» **Work instructions**:
Make an exact copy of the records, with the images left out.
_ _ _ _ _ _ _
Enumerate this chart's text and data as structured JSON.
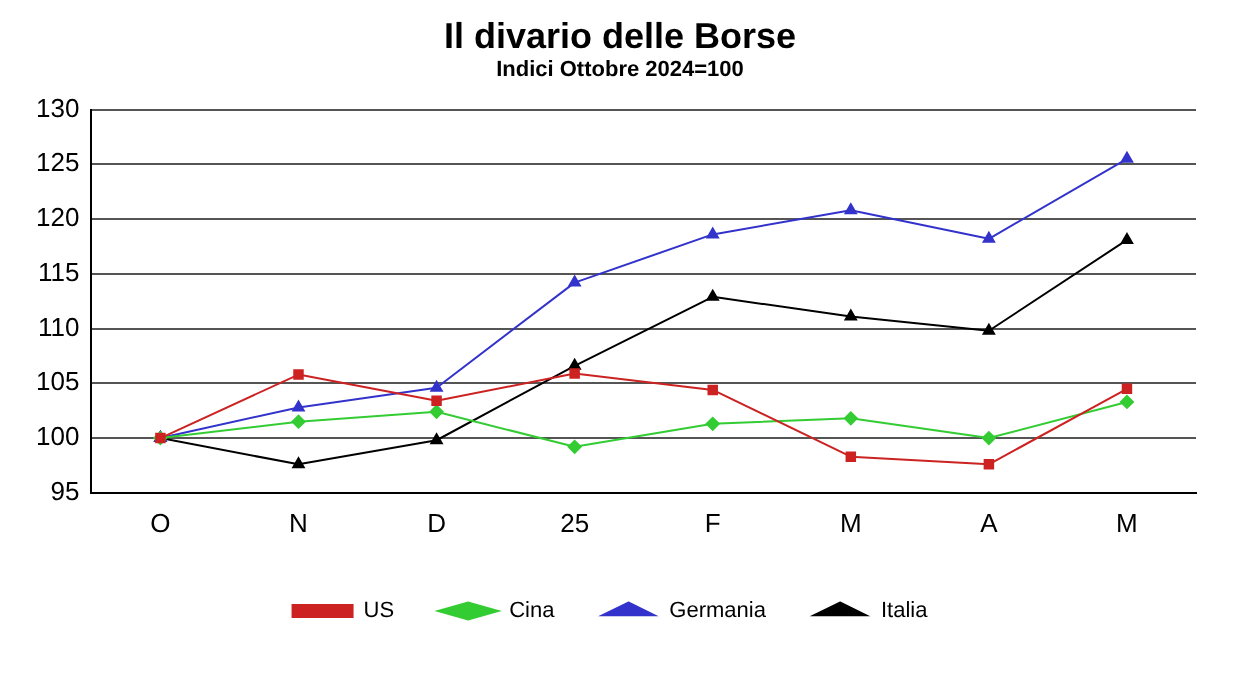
{
  "chart_data": {
    "type": "line",
    "title": "Il divario delle Borse",
    "subtitle": "Indici Ottobre 2024=100",
    "categories": [
      "O",
      "N",
      "D",
      "25",
      "F",
      "M",
      "A",
      "M"
    ],
    "series": [
      {
        "name": "US",
        "color": "#cc2222",
        "marker": "square",
        "values": [
          100,
          105.8,
          103.4,
          105.9,
          104.4,
          98.3,
          97.6,
          104.5
        ]
      },
      {
        "name": "Cina",
        "color": "#33cc33",
        "marker": "diamond",
        "values": [
          100,
          101.5,
          102.4,
          99.2,
          101.3,
          101.8,
          100,
          103.3
        ]
      },
      {
        "name": "Germania",
        "color": "#3333cc",
        "marker": "triangle",
        "values": [
          100,
          102.8,
          104.6,
          114.2,
          118.6,
          120.8,
          118.2,
          125.5
        ]
      },
      {
        "name": "Italia",
        "color": "#000000",
        "marker": "triangle",
        "values": [
          100,
          97.6,
          99.8,
          106.6,
          112.9,
          111.1,
          109.8,
          118.1
        ]
      }
    ],
    "ylim": [
      95,
      130
    ],
    "yticks": [
      95,
      100,
      105,
      110,
      115,
      120,
      125,
      130
    ],
    "grid": "y",
    "legend": "bottom",
    "line_style": "solid"
  }
}
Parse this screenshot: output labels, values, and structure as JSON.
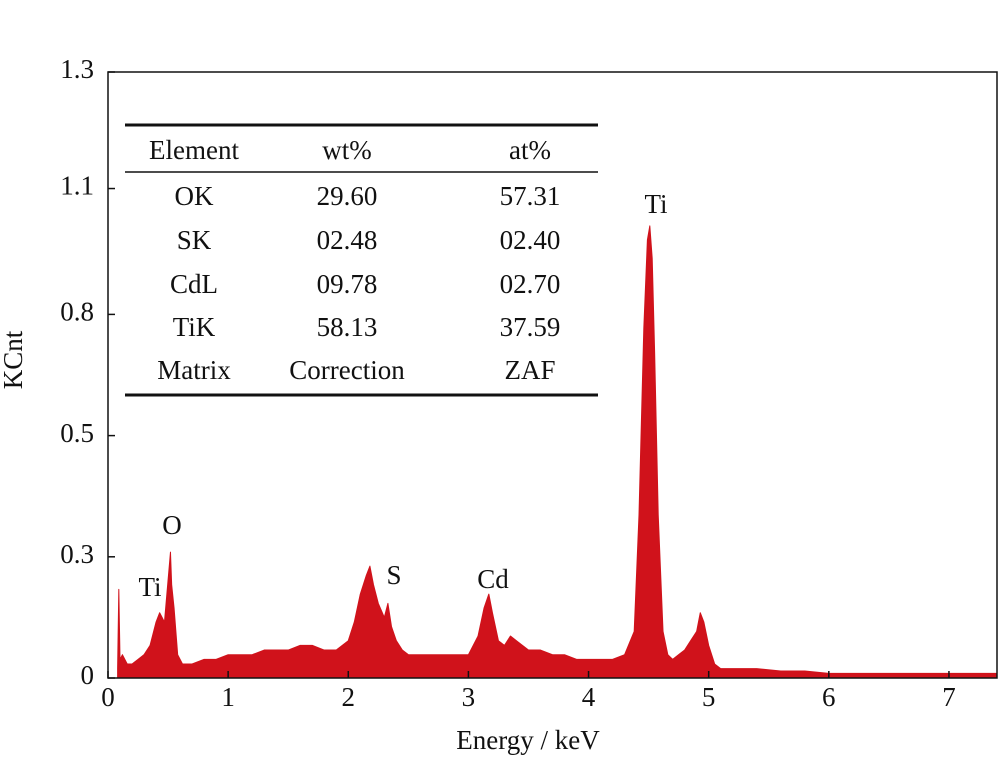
{
  "chart_data": {
    "type": "area",
    "color": "#d0121b",
    "xlabel": "Energy / keV",
    "ylabel": "KCnt",
    "xlim": [
      0,
      7.4
    ],
    "xticks": [
      0,
      1,
      2,
      3,
      4,
      5,
      6,
      7
    ],
    "ylim": [
      0,
      1.3
    ],
    "yticks": [
      0,
      {
        "value": 0.26,
        "label": "0.3"
      },
      {
        "value": 0.52,
        "label": "0.5"
      },
      {
        "value": 0.78,
        "label": "0.8"
      },
      {
        "value": 1.05,
        "label": "1.1"
      },
      1.3
    ],
    "x": [
      0.08,
      0.09,
      0.1,
      0.12,
      0.16,
      0.2,
      0.25,
      0.3,
      0.35,
      0.4,
      0.43,
      0.45,
      0.47,
      0.49,
      0.51,
      0.52,
      0.53,
      0.55,
      0.58,
      0.62,
      0.7,
      0.8,
      0.9,
      1.0,
      1.1,
      1.2,
      1.3,
      1.4,
      1.5,
      1.6,
      1.7,
      1.8,
      1.9,
      2.0,
      2.05,
      2.1,
      2.15,
      2.18,
      2.21,
      2.25,
      2.3,
      2.33,
      2.36,
      2.4,
      2.45,
      2.5,
      2.6,
      2.7,
      2.8,
      2.9,
      3.0,
      3.08,
      3.13,
      3.17,
      3.2,
      3.25,
      3.3,
      3.35,
      3.4,
      3.45,
      3.5,
      3.6,
      3.7,
      3.8,
      3.9,
      4.0,
      4.1,
      4.2,
      4.3,
      4.38,
      4.42,
      4.46,
      4.49,
      4.51,
      4.53,
      4.55,
      4.58,
      4.62,
      4.66,
      4.7,
      4.75,
      4.8,
      4.85,
      4.9,
      4.93,
      4.96,
      5.0,
      5.05,
      5.1,
      5.2,
      5.4,
      5.6,
      5.8,
      6.0,
      6.2,
      6.4,
      6.6,
      6.8,
      7.0,
      7.2,
      7.4
    ],
    "values": [
      0.02,
      0.19,
      0.04,
      0.05,
      0.03,
      0.03,
      0.04,
      0.05,
      0.07,
      0.12,
      0.14,
      0.13,
      0.12,
      0.18,
      0.24,
      0.27,
      0.2,
      0.15,
      0.05,
      0.03,
      0.03,
      0.04,
      0.04,
      0.05,
      0.05,
      0.05,
      0.06,
      0.06,
      0.06,
      0.07,
      0.07,
      0.06,
      0.06,
      0.08,
      0.12,
      0.18,
      0.22,
      0.24,
      0.2,
      0.16,
      0.13,
      0.16,
      0.11,
      0.08,
      0.06,
      0.05,
      0.05,
      0.05,
      0.05,
      0.05,
      0.05,
      0.09,
      0.15,
      0.18,
      0.14,
      0.08,
      0.07,
      0.09,
      0.08,
      0.07,
      0.06,
      0.06,
      0.05,
      0.05,
      0.04,
      0.04,
      0.04,
      0.04,
      0.05,
      0.1,
      0.35,
      0.75,
      0.94,
      0.97,
      0.9,
      0.7,
      0.35,
      0.1,
      0.05,
      0.04,
      0.05,
      0.06,
      0.08,
      0.1,
      0.14,
      0.12,
      0.07,
      0.03,
      0.02,
      0.02,
      0.02,
      0.015,
      0.015,
      0.01,
      0.01,
      0.01,
      0.01,
      0.01,
      0.01,
      0.01,
      0.01
    ],
    "annotations": [
      "Ti",
      "O",
      "S",
      "Cd",
      "Ti"
    ]
  },
  "table": {
    "header": [
      "Element",
      "wt%",
      "at%"
    ],
    "rows": [
      [
        "OK",
        "29.60",
        "57.31"
      ],
      [
        "SK",
        "02.48",
        "02.40"
      ],
      [
        "CdL",
        "09.78",
        "02.70"
      ],
      [
        "TiK",
        "58.13",
        "37.59"
      ],
      [
        "Matrix",
        "Correction",
        "ZAF"
      ]
    ]
  }
}
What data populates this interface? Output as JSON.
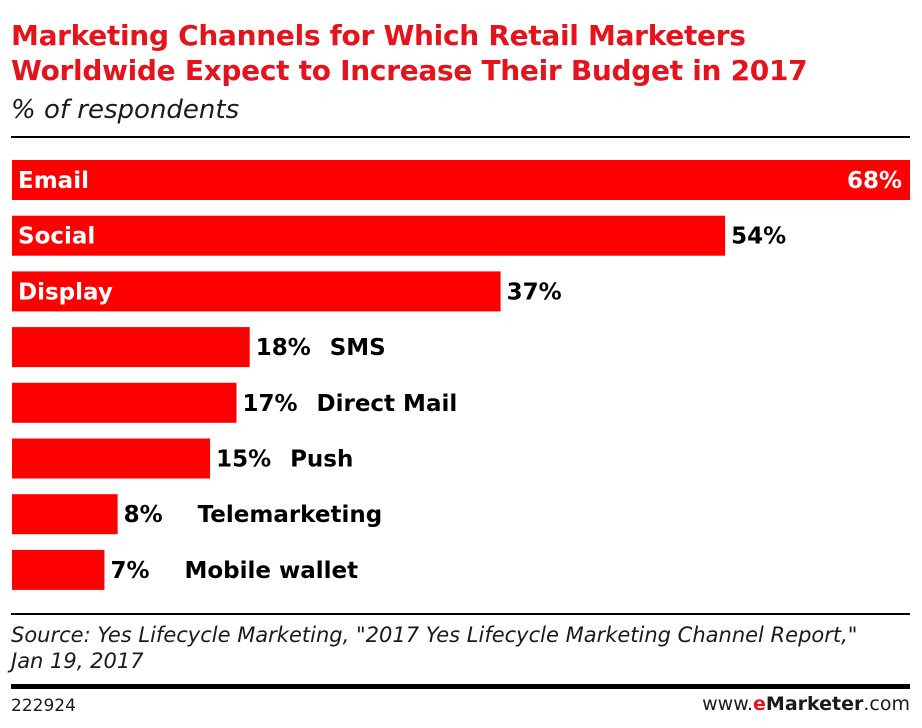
_ _ _ _ _ _ _
» **Reply**:
Enumerate this chart's text and data as structured JSON.
{
  "chart_data": {
    "type": "line",
    "title": "Il divario delle Borse",
    "subtitle": "Indici Ottobre 2024=100",
    "categories": [
      "O",
      "N",
      "D",
      "25",
      "F",
      "M",
      "A",
      "M"
    ],
    "series": [
      {
        "name": "US",
        "color": "#cc2222",
        "marker": "square",
        "values": [
          100,
          105.8,
          103.4,
          105.9,
          104.4,
          98.3,
          97.6,
          104.5
        ]
      },
      {
        "name": "Cina",
        "color": "#33cc33",
        "marker": "diamond",
        "values": [
          100,
          101.5,
          102.4,
          99.2,
          101.3,
          101.8,
          100,
          103.3
        ]
      },
      {
        "name": "Germania",
        "color": "#3333cc",
        "marker": "triangle",
        "values": [
          100,
          102.8,
          104.6,
          114.2,
          118.6,
          120.8,
          118.2,
          125.5
        ]
      },
      {
        "name": "Italia",
        "color": "#000000",
        "marker": "triangle",
        "values": [
          100,
          97.6,
          99.8,
          106.6,
          112.9,
          111.1,
          109.8,
          118.1
        ]
      }
    ],
    "ylim": [
      95,
      130
    ],
    "yticks": [
      95,
      100,
      105,
      110,
      115,
      120,
      125,
      130
    ],
    "grid": "y",
    "legend": "bottom",
    "line_style": "solid"
  }
}
Parse this screenshot: output labels, values, and structure as JSON.
{
  "chart_data": {
    "type": "area",
    "color": "#d0121b",
    "xlabel": "Energy / keV",
    "ylabel": "KCnt",
    "xlim": [
      0,
      7.4
    ],
    "xticks": [
      0,
      1,
      2,
      3,
      4,
      5,
      6,
      7
    ],
    "ylim": [
      0,
      1.3
    ],
    "yticks": [
      0,
      {
        "value": 0.26,
        "label": "0.3"
      },
      {
        "value": 0.52,
        "label": "0.5"
      },
      {
        "value": 0.78,
        "label": "0.8"
      },
      {
        "value": 1.05,
        "label": "1.1"
      },
      1.3
    ],
    "x": [
      0.08,
      0.09,
      0.1,
      0.12,
      0.16,
      0.2,
      0.25,
      0.3,
      0.35,
      0.4,
      0.43,
      0.45,
      0.47,
      0.49,
      0.51,
      0.52,
      0.53,
      0.55,
      0.58,
      0.62,
      0.7,
      0.8,
      0.9,
      1.0,
      1.1,
      1.2,
      1.3,
      1.4,
      1.5,
      1.6,
      1.7,
      1.8,
      1.9,
      2.0,
      2.05,
      2.1,
      2.15,
      2.18,
      2.21,
      2.25,
      2.3,
      2.33,
      2.36,
      2.4,
      2.45,
      2.5,
      2.6,
      2.7,
      2.8,
      2.9,
      3.0,
      3.08,
      3.13,
      3.17,
      3.2,
      3.25,
      3.3,
      3.35,
      3.4,
      3.45,
      3.5,
      3.6,
      3.7,
      3.8,
      3.9,
      4.0,
      4.1,
      4.2,
      4.3,
      4.38,
      4.42,
      4.46,
      4.49,
      4.51,
      4.53,
      4.55,
      4.58,
      4.62,
      4.66,
      4.7,
      4.75,
      4.8,
      4.85,
      4.9,
      4.93,
      4.96,
      5.0,
      5.05,
      5.1,
      5.2,
      5.4,
      5.6,
      5.8,
      6.0,
      6.2,
      6.4,
      6.6,
      6.8,
      7.0,
      7.2,
      7.4
    ],
    "values": [
      0.02,
      0.19,
      0.04,
      0.05,
      0.03,
      0.03,
      0.04,
      0.05,
      0.07,
      0.12,
      0.14,
      0.13,
      0.12,
      0.18,
      0.24,
      0.27,
      0.2,
      0.15,
      0.05,
      0.03,
      0.03,
      0.04,
      0.04,
      0.05,
      0.05,
      0.05,
      0.06,
      0.06,
      0.06,
      0.07,
      0.07,
      0.06,
      0.06,
      0.08,
      0.12,
      0.18,
      0.22,
      0.24,
      0.2,
      0.16,
      0.13,
      0.16,
      0.11,
      0.08,
      0.06,
      0.05,
      0.05,
      0.05,
      0.05,
      0.05,
      0.05,
      0.09,
      0.15,
      0.18,
      0.14,
      0.08,
      0.07,
      0.09,
      0.08,
      0.07,
      0.06,
      0.06,
      0.05,
      0.05,
      0.04,
      0.04,
      0.04,
      0.04,
      0.05,
      0.1,
      0.35,
      0.75,
      0.94,
      0.97,
      0.9,
      0.7,
      0.35,
      0.1,
      0.05,
      0.04,
      0.05,
      0.06,
      0.08,
      0.1,
      0.14,
      0.12,
      0.07,
      0.03,
      0.02,
      0.02,
      0.02,
      0.015,
      0.015,
      0.01,
      0.01,
      0.01,
      0.01,
      0.01,
      0.01,
      0.01,
      0.01
    ],
    "annotations": [
      "Ti",
      "O",
      "S",
      "Cd",
      "Ti"
    ]
  },
  "table": {
    "header": [
      "Element",
      "wt%",
      "at%"
    ],
    "rows": [
      [
        "OK",
        "29.60",
        "57.31"
      ],
      [
        "SK",
        "02.48",
        "02.40"
      ],
      [
        "CdL",
        "09.78",
        "02.70"
      ],
      [
        "TiK",
        "58.13",
        "37.59"
      ],
      [
        "Matrix",
        "Correction",
        "ZAF"
      ]
    ]
  }
}
What data populates this interface? Output as JSON.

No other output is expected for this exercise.